Stored items
☆ ☆ ☆
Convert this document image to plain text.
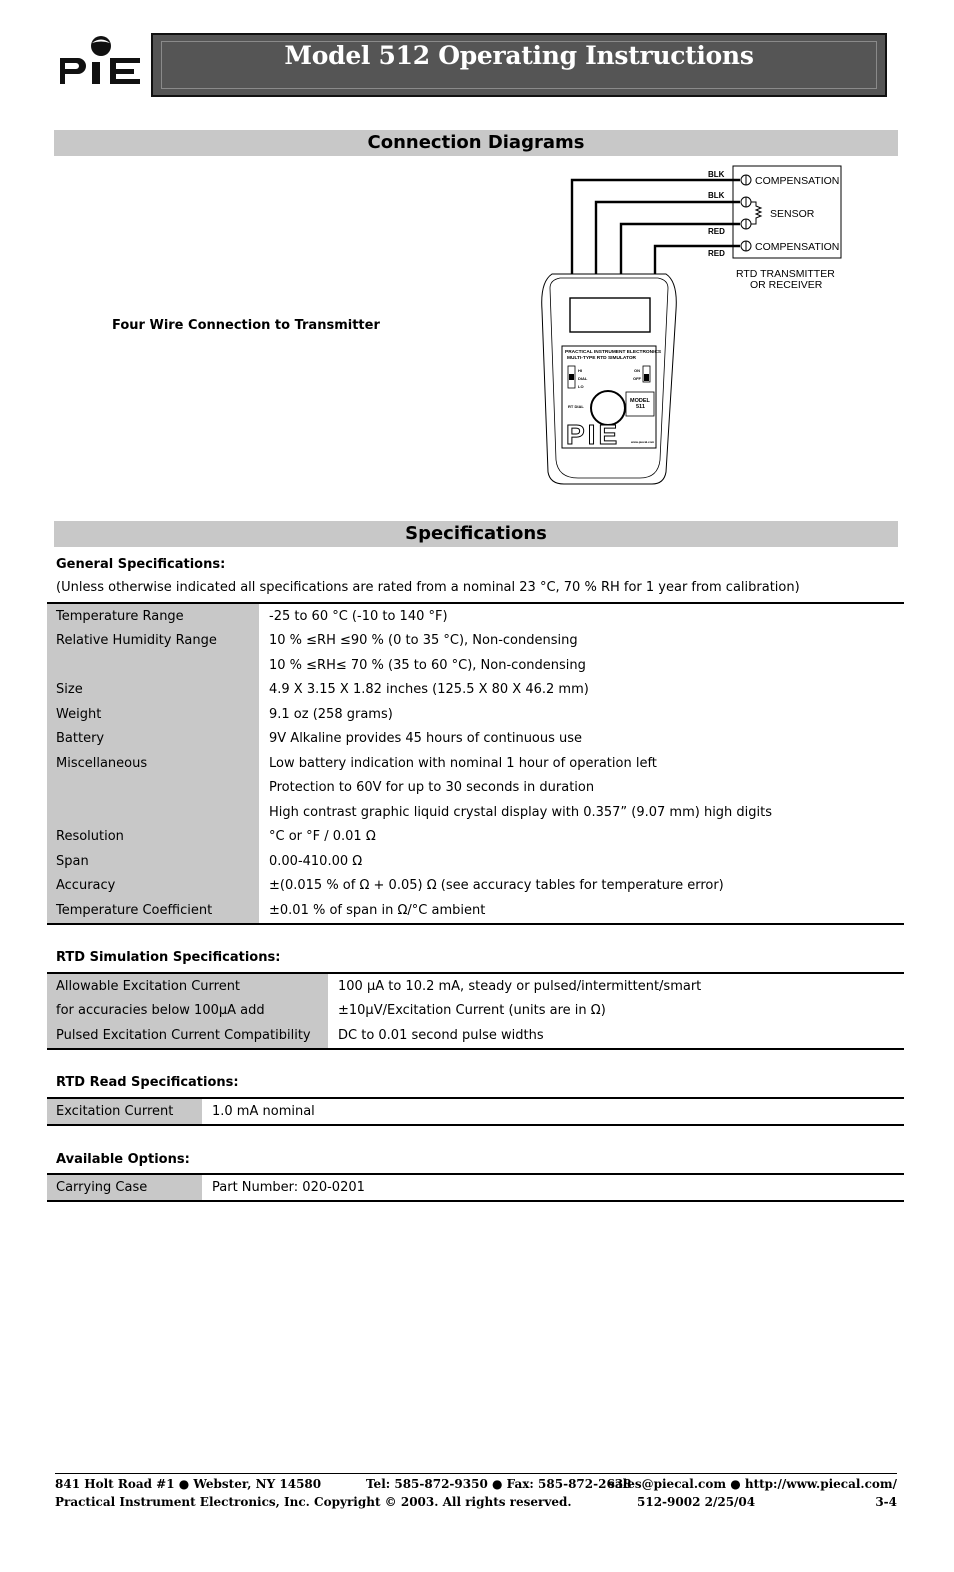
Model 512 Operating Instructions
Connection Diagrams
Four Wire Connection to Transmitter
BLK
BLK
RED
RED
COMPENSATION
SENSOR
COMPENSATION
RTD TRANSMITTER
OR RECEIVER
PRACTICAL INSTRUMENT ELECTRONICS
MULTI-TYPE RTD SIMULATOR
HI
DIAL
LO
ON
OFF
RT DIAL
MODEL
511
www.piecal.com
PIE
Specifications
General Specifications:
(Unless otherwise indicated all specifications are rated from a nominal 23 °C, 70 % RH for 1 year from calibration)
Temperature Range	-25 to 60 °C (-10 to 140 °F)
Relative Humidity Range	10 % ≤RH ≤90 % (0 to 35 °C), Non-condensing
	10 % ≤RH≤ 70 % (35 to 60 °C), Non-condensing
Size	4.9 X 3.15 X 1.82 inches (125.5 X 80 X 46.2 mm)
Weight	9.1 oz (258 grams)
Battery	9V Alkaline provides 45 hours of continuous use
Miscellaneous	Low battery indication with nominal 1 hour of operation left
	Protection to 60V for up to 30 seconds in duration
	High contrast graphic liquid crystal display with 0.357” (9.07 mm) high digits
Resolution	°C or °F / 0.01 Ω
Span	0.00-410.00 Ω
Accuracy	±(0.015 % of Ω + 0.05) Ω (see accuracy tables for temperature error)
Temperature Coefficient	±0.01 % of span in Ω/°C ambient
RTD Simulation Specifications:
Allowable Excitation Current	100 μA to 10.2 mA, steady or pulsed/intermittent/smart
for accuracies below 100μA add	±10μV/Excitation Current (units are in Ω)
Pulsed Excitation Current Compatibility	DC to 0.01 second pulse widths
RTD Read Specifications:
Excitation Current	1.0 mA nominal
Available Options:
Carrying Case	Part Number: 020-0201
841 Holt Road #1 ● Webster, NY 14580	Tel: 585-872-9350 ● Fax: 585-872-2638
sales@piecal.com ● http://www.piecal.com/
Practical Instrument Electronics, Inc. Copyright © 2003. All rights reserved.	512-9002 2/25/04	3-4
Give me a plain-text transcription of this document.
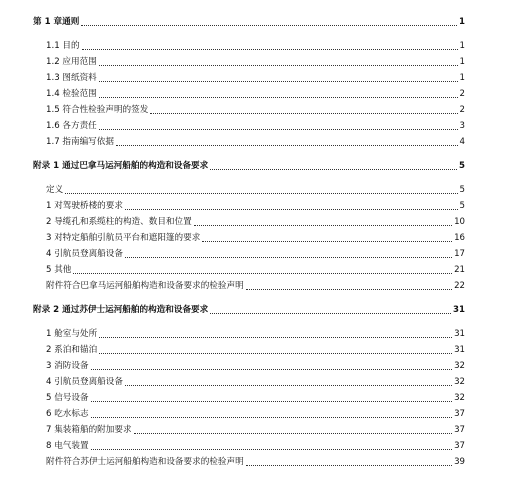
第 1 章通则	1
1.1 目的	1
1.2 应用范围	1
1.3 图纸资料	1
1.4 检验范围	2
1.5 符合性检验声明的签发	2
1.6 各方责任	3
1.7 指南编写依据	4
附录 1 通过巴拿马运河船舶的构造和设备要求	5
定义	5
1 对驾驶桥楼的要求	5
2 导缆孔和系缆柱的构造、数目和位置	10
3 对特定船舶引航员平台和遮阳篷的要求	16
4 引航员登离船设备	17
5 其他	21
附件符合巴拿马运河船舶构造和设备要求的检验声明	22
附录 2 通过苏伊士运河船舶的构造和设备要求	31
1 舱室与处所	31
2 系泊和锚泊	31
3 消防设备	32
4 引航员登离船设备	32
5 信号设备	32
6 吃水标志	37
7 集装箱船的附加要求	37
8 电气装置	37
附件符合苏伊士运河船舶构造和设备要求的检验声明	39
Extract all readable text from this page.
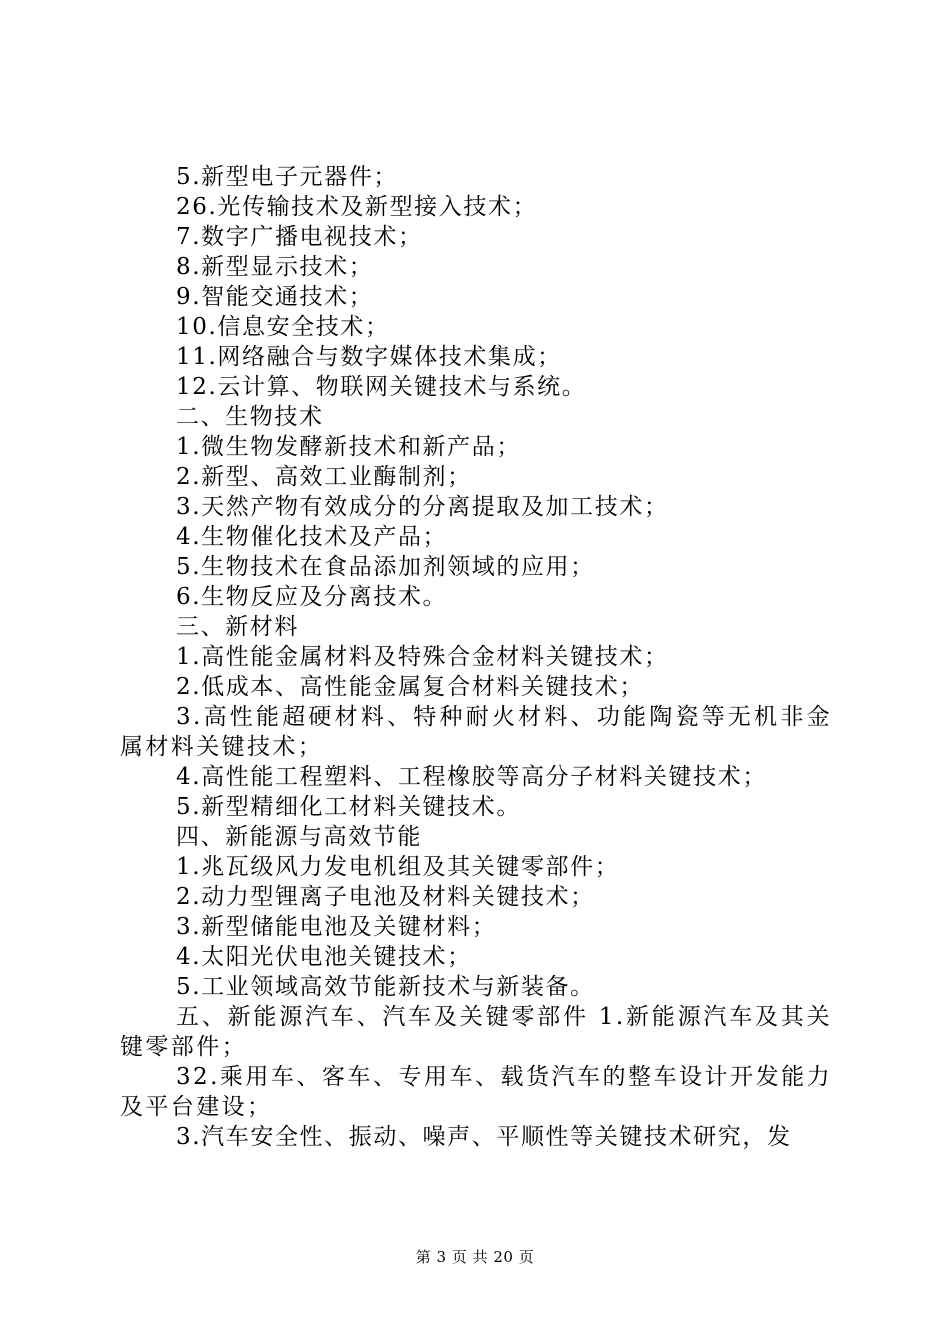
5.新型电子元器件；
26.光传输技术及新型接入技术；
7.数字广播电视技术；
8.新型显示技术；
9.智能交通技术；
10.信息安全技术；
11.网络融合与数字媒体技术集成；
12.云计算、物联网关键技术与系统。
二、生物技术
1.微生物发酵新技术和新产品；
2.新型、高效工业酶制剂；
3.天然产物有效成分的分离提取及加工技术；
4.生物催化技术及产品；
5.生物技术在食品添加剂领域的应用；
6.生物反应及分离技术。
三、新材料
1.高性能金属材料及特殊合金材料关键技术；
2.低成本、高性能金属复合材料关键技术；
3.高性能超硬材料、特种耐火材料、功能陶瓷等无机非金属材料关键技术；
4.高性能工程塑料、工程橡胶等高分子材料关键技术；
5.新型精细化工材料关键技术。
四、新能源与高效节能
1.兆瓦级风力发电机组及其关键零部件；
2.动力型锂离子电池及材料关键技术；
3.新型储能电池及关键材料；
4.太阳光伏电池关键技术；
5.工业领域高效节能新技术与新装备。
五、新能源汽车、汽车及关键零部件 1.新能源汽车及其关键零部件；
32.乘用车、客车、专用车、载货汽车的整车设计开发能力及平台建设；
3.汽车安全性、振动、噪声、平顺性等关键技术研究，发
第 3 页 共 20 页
☆ ☆ ☆
What the task asks: Without including any pictures, please restate all the records exactly.

Written answer:
Convert this document image to plain text.
Model 512 Operating Instructions
Connection Diagrams
Four Wire Connection to Transmitter
BLK
BLK
RED
RED
COMPENSATION
SENSOR
COMPENSATION
RTD TRANSMITTER
OR RECEIVER
PRACTICAL INSTRUMENT ELECTRONICS
MULTI-TYPE RTD SIMULATOR
HI
DIAL
LO
ON
OFF
RT DIAL
MODEL
511
www.piecal.com
PIE
Specifications
General Specifications:
(Unless otherwise indicated all specifications are rated from a nominal 23 °C, 70 % RH for 1 year from calibration)
Temperature Range	-25 to 60 °C (-10 to 140 °F)
Relative Humidity Range	10 % ≤RH ≤90 % (0 to 35 °C), Non-condensing
	10 % ≤RH≤ 70 % (35 to 60 °C), Non-condensing
Size	4.9 X 3.15 X 1.82 inches (125.5 X 80 X 46.2 mm)
Weight	9.1 oz (258 grams)
Battery	9V Alkaline provides 45 hours of continuous use
Miscellaneous	Low battery indication with nominal 1 hour of operation left
	Protection to 60V for up to 30 seconds in duration
	High contrast graphic liquid crystal display with 0.357” (9.07 mm) high digits
Resolution	°C or °F / 0.01 Ω
Span	0.00-410.00 Ω
Accuracy	±(0.015 % of Ω + 0.05) Ω (see accuracy tables for temperature error)
Temperature Coefficient	±0.01 % of span in Ω/°C ambient
RTD Simulation Specifications:
Allowable Excitation Current	100 μA to 10.2 mA, steady or pulsed/intermittent/smart
for accuracies below 100μA add	±10μV/Excitation Current (units are in Ω)
Pulsed Excitation Current Compatibility	DC to 0.01 second pulse widths
RTD Read Specifications:
Excitation Current	1.0 mA nominal
Available Options:
Carrying Case	Part Number: 020-0201
841 Holt Road #1 ● Webster, NY 14580	Tel: 585-872-9350 ● Fax: 585-872-2638
sales@piecal.com ● http://www.piecal.com/
Practical Instrument Electronics, Inc. Copyright © 2003. All rights reserved.	512-9002 2/25/04	3-4
Give me a plain-text transcription of this document.
第 1 章通则	1
1.1 目的	1
1.2 应用范围	1
1.3 图纸资料	1
1.4 检验范围	2
1.5 符合性检验声明的签发	2
1.6 各方责任	3
1.7 指南编写依据	4
附录 1 通过巴拿马运河船舶的构造和设备要求	5
定义	5
1 对驾驶桥楼的要求	5
2 导缆孔和系缆柱的构造、数目和位置	10
3 对特定船舶引航员平台和遮阳篷的要求	16
4 引航员登离船设备	17
5 其他	21
附件符合巴拿马运河船舶构造和设备要求的检验声明	22
附录 2 通过苏伊士运河船舶的构造和设备要求	31
1 舱室与处所	31
2 系泊和锚泊	31
3 消防设备	32
4 引航员登离船设备	32
5 信号设备	32
6 吃水标志	37
7 集装箱船的附加要求	37
8 电气装置	37
附件符合苏伊士运河船舶构造和设备要求的检验声明	39
Extract all readable text from this page.
5.新型电子元器件；
26.光传输技术及新型接入技术；
7.数字广播电视技术；
8.新型显示技术；
9.智能交通技术；
10.信息安全技术；
11.网络融合与数字媒体技术集成；
12.云计算、物联网关键技术与系统。
二、生物技术
1.微生物发酵新技术和新产品；
2.新型、高效工业酶制剂；
3.天然产物有效成分的分离提取及加工技术；
4.生物催化技术及产品；
5.生物技术在食品添加剂领域的应用；
6.生物反应及分离技术。
三、新材料
1.高性能金属材料及特殊合金材料关键技术；
2.低成本、高性能金属复合材料关键技术；
3.高性能超硬材料、特种耐火材料、功能陶瓷等无机非金属材料关键技术；
4.高性能工程塑料、工程橡胶等高分子材料关键技术；
5.新型精细化工材料关键技术。
四、新能源与高效节能
1.兆瓦级风力发电机组及其关键零部件；
2.动力型锂离子电池及材料关键技术；
3.新型储能电池及关键材料；
4.太阳光伏电池关键技术；
5.工业领域高效节能新技术与新装备。
五、新能源汽车、汽车及关键零部件 1.新能源汽车及其关键零部件；
32.乘用车、客车、专用车、载货汽车的整车设计开发能力及平台建设；
3.汽车安全性、振动、噪声、平顺性等关键技术研究，发
第 3 页 共 20 页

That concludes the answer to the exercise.